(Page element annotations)
┄┄┄┄┄┄┄┄┄┄┄┄┄┄┄┄┄┄┄┄

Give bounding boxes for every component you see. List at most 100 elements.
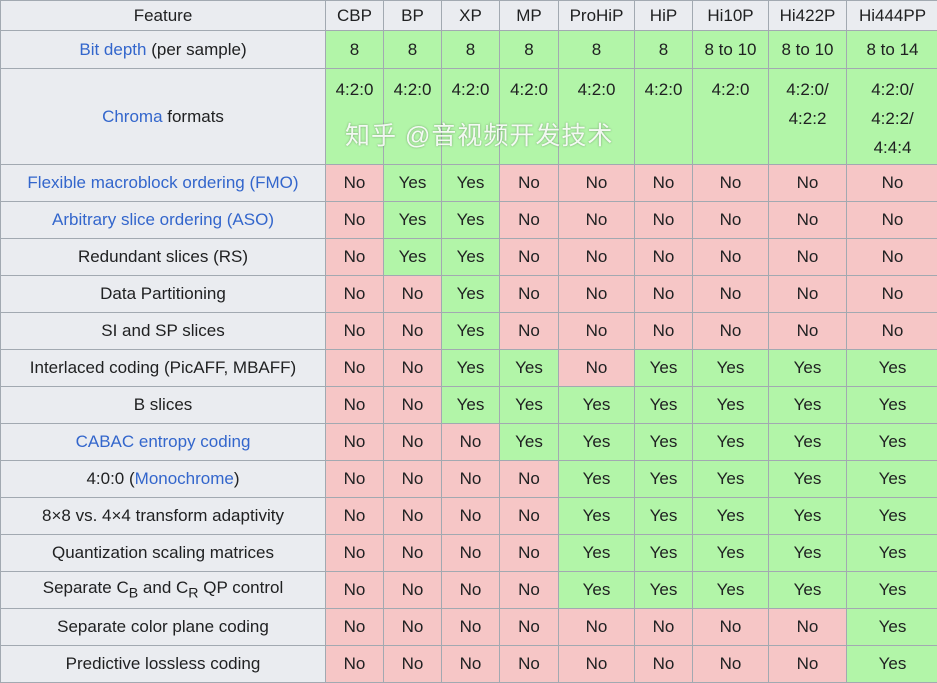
value-cell-mp: No [500, 165, 559, 202]
value-cell-xp: No [442, 424, 500, 461]
feature-cell: Arbitrary slice ordering (ASO) [1, 202, 326, 239]
column-header-cbp: CBP [326, 1, 384, 31]
value-cell-mp: 4:2:0 [500, 69, 559, 165]
value-cell-cbp: No [326, 276, 384, 313]
value-cell-mp: Yes [500, 350, 559, 387]
value-cell-cbp: 4:2:0 [326, 69, 384, 165]
value-cell-hi10p: Yes [693, 572, 769, 609]
value-cell-cbp: No [326, 609, 384, 646]
feature-link[interactable]: Chroma [102, 107, 162, 126]
value-cell-hip: No [635, 313, 693, 350]
value-cell-hip: Yes [635, 424, 693, 461]
value-cell-xp: No [442, 535, 500, 572]
value-cell-hip: Yes [635, 350, 693, 387]
value-cell-bp: No [384, 461, 442, 498]
value-cell-hi422p: 8 to 10 [769, 31, 847, 69]
value-cell-cbp: No [326, 646, 384, 683]
value-cell-hip: No [635, 202, 693, 239]
value-cell-prohip: No [559, 609, 635, 646]
value-cell-bp: No [384, 276, 442, 313]
value-cell-prohip: 8 [559, 31, 635, 69]
value-cell-hi422p: Yes [769, 461, 847, 498]
value-cell-cbp: No [326, 239, 384, 276]
value-cell-mp: No [500, 239, 559, 276]
value-cell-hi10p: No [693, 313, 769, 350]
value-cell-bp: No [384, 424, 442, 461]
value-cell-hi444pp: No [847, 276, 937, 313]
feature-link[interactable]: Flexible macroblock ordering (FMO) [27, 173, 298, 192]
value-cell-hi422p: No [769, 202, 847, 239]
feature-link[interactable]: CABAC entropy coding [76, 432, 251, 451]
value-cell-mp: No [500, 646, 559, 683]
value-cell-mp: No [500, 498, 559, 535]
value-cell-xp: No [442, 646, 500, 683]
value-cell-cbp: 8 [326, 31, 384, 69]
value-cell-xp: 8 [442, 31, 500, 69]
value-cell-hi444pp: Yes [847, 498, 937, 535]
value-cell-prohip: No [559, 646, 635, 683]
value-cell-hip: No [635, 239, 693, 276]
feature-link[interactable]: Monochrome [135, 469, 234, 488]
value-cell-xp: Yes [442, 313, 500, 350]
value-cell-bp: No [384, 535, 442, 572]
feature-text: and C [138, 578, 188, 597]
value-cell-hi422p: Yes [769, 387, 847, 424]
value-cell-hi444pp: No [847, 165, 937, 202]
value-cell-cbp: No [326, 313, 384, 350]
value-cell-hi422p: No [769, 313, 847, 350]
feature-cell: 4:0:0 (Monochrome) [1, 461, 326, 498]
value-cell-xp: Yes [442, 165, 500, 202]
feature-text: 8×8 vs. 4×4 transform adaptivity [42, 506, 284, 525]
value-cell-bp: No [384, 646, 442, 683]
value-cell-hi10p: No [693, 239, 769, 276]
feature-text: 4:0:0 ( [86, 469, 134, 488]
value-cell-cbp: No [326, 165, 384, 202]
value-cell-hi422p: Yes [769, 572, 847, 609]
value-cell-prohip: Yes [559, 535, 635, 572]
value-cell-bp: Yes [384, 165, 442, 202]
value-cell-hi444pp: Yes [847, 350, 937, 387]
feature-text: Predictive lossless coding [66, 654, 261, 673]
value-cell-hi422p: No [769, 239, 847, 276]
value-cell-hip: 8 [635, 31, 693, 69]
feature-text: B slices [134, 395, 193, 414]
feature-cell: CABAC entropy coding [1, 424, 326, 461]
value-cell-xp: 4:2:0 [442, 69, 500, 165]
feature-link[interactable]: Arbitrary slice ordering (ASO) [52, 210, 274, 229]
feature-text: B [129, 586, 138, 602]
value-cell-hi422p: 4:2:0/ 4:2:2 [769, 69, 847, 165]
feature-link[interactable]: Bit depth [79, 40, 146, 59]
value-cell-hi10p: Yes [693, 535, 769, 572]
value-cell-hip: No [635, 609, 693, 646]
feature-cell: 8×8 vs. 4×4 transform adaptivity [1, 498, 326, 535]
feature-cell: Chroma formats [1, 69, 326, 165]
value-cell-hi444pp: Yes [847, 387, 937, 424]
value-cell-hi422p: Yes [769, 498, 847, 535]
feature-cell: Separate color plane coding [1, 609, 326, 646]
value-cell-prohip: Yes [559, 387, 635, 424]
value-cell-hi444pp: Yes [847, 646, 937, 683]
value-cell-mp: No [500, 313, 559, 350]
value-cell-hi422p: No [769, 609, 847, 646]
value-cell-hi10p: Yes [693, 498, 769, 535]
value-cell-prohip: No [559, 202, 635, 239]
column-header-xp: XP [442, 1, 500, 31]
value-cell-prohip: 4:2:0 [559, 69, 635, 165]
value-cell-mp: No [500, 535, 559, 572]
value-cell-hi10p: No [693, 165, 769, 202]
feature-text: formats [163, 107, 224, 126]
feature-text: Quantization scaling matrices [52, 543, 274, 562]
value-cell-cbp: No [326, 350, 384, 387]
feature-text: Interlaced coding (PicAFF, MBAFF) [30, 358, 296, 377]
value-cell-hi10p: 4:2:0 [693, 69, 769, 165]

┄┄┄┄┄┄┄┄┄┄┄┄┄┄┄┄┄┄┄┄

GOAL OF THE EXERCISE. Reproduce all of the data above line for line, without any changes. Leave out the pictures.

RESULT OF THIS EXERCISE.
Give bounding boxes for every component you see. List at most 100 elements.
value-cell-mp: No [500, 165, 559, 202]
value-cell-xp: No [442, 424, 500, 461]
feature-cell: Arbitrary slice ordering (ASO) [1, 202, 326, 239]
column-header-cbp: CBP [326, 1, 384, 31]
value-cell-mp: 4:2:0 [500, 69, 559, 165]
value-cell-cbp: No [326, 276, 384, 313]
value-cell-mp: Yes [500, 350, 559, 387]
value-cell-cbp: 4:2:0 [326, 69, 384, 165]
value-cell-hi10p: Yes [693, 572, 769, 609]
value-cell-cbp: No [326, 609, 384, 646]
feature-link[interactable]: Chroma [102, 107, 162, 126]
value-cell-hip: No [635, 313, 693, 350]
value-cell-hip: Yes [635, 424, 693, 461]
value-cell-xp: No [442, 535, 500, 572]
value-cell-hip: Yes [635, 350, 693, 387]
value-cell-bp: No [384, 461, 442, 498]
value-cell-hi422p: 8 to 10 [769, 31, 847, 69]
value-cell-cbp: No [326, 646, 384, 683]
value-cell-hip: No [635, 202, 693, 239]
value-cell-prohip: No [559, 609, 635, 646]
value-cell-bp: No [384, 276, 442, 313]
value-cell-prohip: 8 [559, 31, 635, 69]
value-cell-hi422p: Yes [769, 461, 847, 498]
value-cell-cbp: No [326, 239, 384, 276]
value-cell-mp: No [500, 239, 559, 276]
value-cell-hi10p: No [693, 313, 769, 350]
value-cell-bp: No [384, 424, 442, 461]
value-cell-hi444pp: No [847, 276, 937, 313]
feature-link[interactable]: Flexible macroblock ordering (FMO) [27, 173, 298, 192]
value-cell-hi422p: No [769, 202, 847, 239]
feature-link[interactable]: CABAC entropy coding [76, 432, 251, 451]
value-cell-mp: No [500, 646, 559, 683]
value-cell-mp: No [500, 498, 559, 535]
value-cell-xp: No [442, 646, 500, 683]
value-cell-cbp: 8 [326, 31, 384, 69]
value-cell-xp: 8 [442, 31, 500, 69]
value-cell-hi444pp: Yes [847, 498, 937, 535]
value-cell-prohip: No [559, 646, 635, 683]
value-cell-hip: No [635, 239, 693, 276]
feature-link[interactable]: Monochrome [135, 469, 234, 488]
value-cell-xp: Yes [442, 313, 500, 350]
value-cell-bp: No [384, 535, 442, 572]
feature-text: and C [138, 578, 188, 597]
value-cell-hi422p: Yes [769, 387, 847, 424]
value-cell-hi444pp: No [847, 165, 937, 202]
value-cell-cbp: No [326, 313, 384, 350]
value-cell-hi422p: No [769, 313, 847, 350]
feature-cell: 4:0:0 (Monochrome) [1, 461, 326, 498]
value-cell-xp: Yes [442, 165, 500, 202]
feature-text: 8×8 vs. 4×4 transform adaptivity [42, 506, 284, 525]
value-cell-bp: No [384, 646, 442, 683]
value-cell-hi10p: No [693, 239, 769, 276]
feature-text: 4:0:0 ( [86, 469, 134, 488]
value-cell-cbp: No [326, 165, 384, 202]
value-cell-hi422p: Yes [769, 572, 847, 609]
value-cell-prohip: Yes [559, 535, 635, 572]
value-cell-bp: Yes [384, 165, 442, 202]
value-cell-hi444pp: Yes [847, 350, 937, 387]
feature-text: Predictive lossless coding [66, 654, 261, 673]
value-cell-hi422p: No [769, 239, 847, 276]
value-cell-hip: 8 [635, 31, 693, 69]
feature-text: B slices [134, 395, 193, 414]
feature-cell: CABAC entropy coding [1, 424, 326, 461]
value-cell-xp: 4:2:0 [442, 69, 500, 165]
feature-link[interactable]: Arbitrary slice ordering (ASO) [52, 210, 274, 229]
feature-text: B [129, 586, 138, 602]
value-cell-hi422p: 4:2:0/ 4:2:2 [769, 69, 847, 165]
feature-link[interactable]: Bit depth [79, 40, 146, 59]
value-cell-hi10p: Yes [693, 535, 769, 572]
value-cell-hip: No [635, 609, 693, 646]
feature-cell: 8×8 vs. 4×4 transform adaptivity [1, 498, 326, 535]
feature-cell: Chroma formats [1, 69, 326, 165]
value-cell-hi444pp: Yes [847, 387, 937, 424]
value-cell-hi422p: Yes [769, 498, 847, 535]
feature-cell: Separate color plane coding [1, 609, 326, 646]
value-cell-prohip: Yes [559, 387, 635, 424]
value-cell-hi444pp: Yes [847, 646, 937, 683]
value-cell-mp: No [500, 313, 559, 350]
value-cell-hi422p: No [769, 609, 847, 646]
value-cell-hi10p: Yes [693, 498, 769, 535]
value-cell-prohip: No [559, 202, 635, 239]
column-header-xp: XP [442, 1, 500, 31]
value-cell-prohip: 4:2:0 [559, 69, 635, 165]
value-cell-mp: No [500, 535, 559, 572]
value-cell-hi10p: No [693, 165, 769, 202]
feature-text: formats [163, 107, 224, 126]
feature-text: Quantization scaling matrices [52, 543, 274, 562]
value-cell-cbp: No [326, 350, 384, 387]
feature-text: Interlaced coding (PicAFF, MBAFF) [30, 358, 296, 377]
value-cell-hi10p: 4:2:0 [693, 69, 769, 165]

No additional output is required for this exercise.